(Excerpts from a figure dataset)
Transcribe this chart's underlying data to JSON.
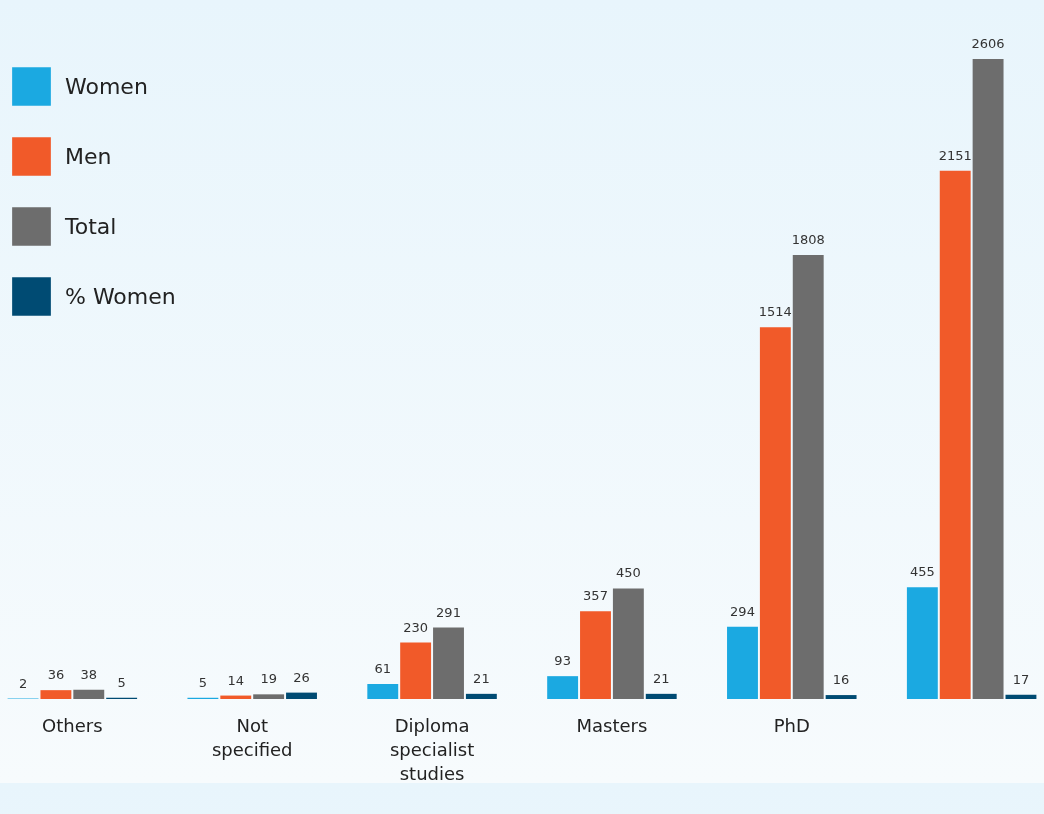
{
  "chart_data": {
    "type": "bar",
    "categories": [
      "Others",
      "Not specified",
      "Diploma specialist studies",
      "Masters",
      "PhD",
      null
    ],
    "series": [
      {
        "name": "Women",
        "color": "#1ba9e1",
        "values": [
          2,
          5,
          61,
          93,
          294,
          455
        ]
      },
      {
        "name": "Men",
        "color": "#f15a29",
        "values": [
          36,
          14,
          230,
          357,
          1514,
          2151
        ]
      },
      {
        "name": "Total",
        "color": "#6d6d6d",
        "values": [
          38,
          19,
          291,
          450,
          1808,
          2606
        ]
      },
      {
        "name": "% Women",
        "color": "#004b73",
        "values": [
          5,
          26,
          21,
          21,
          16,
          17
        ]
      }
    ],
    "data_labels": true,
    "legend": "top left"
  }
}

▶ **What to do**: Leave the pictures out, and transcribe each of the records exactly.

▶ **In response**:
Transcribe this chart's underlying data to JSON.
{
  "chart_data": {
    "type": "bar",
    "categories": [
      "Others",
      "Not specified",
      "Diploma specialist studies",
      "Masters",
      "PhD",
      null
    ],
    "series": [
      {
        "name": "Women",
        "color": "#1ba9e1",
        "values": [
          2,
          5,
          61,
          93,
          294,
          455
        ]
      },
      {
        "name": "Men",
        "color": "#f15a29",
        "values": [
          36,
          14,
          230,
          357,
          1514,
          2151
        ]
      },
      {
        "name": "Total",
        "color": "#6d6d6d",
        "values": [
          38,
          19,
          291,
          450,
          1808,
          2606
        ]
      },
      {
        "name": "% Women",
        "color": "#004b73",
        "values": [
          5,
          26,
          21,
          21,
          16,
          17
        ]
      }
    ],
    "data_labels": true,
    "legend": "top left"
  }
}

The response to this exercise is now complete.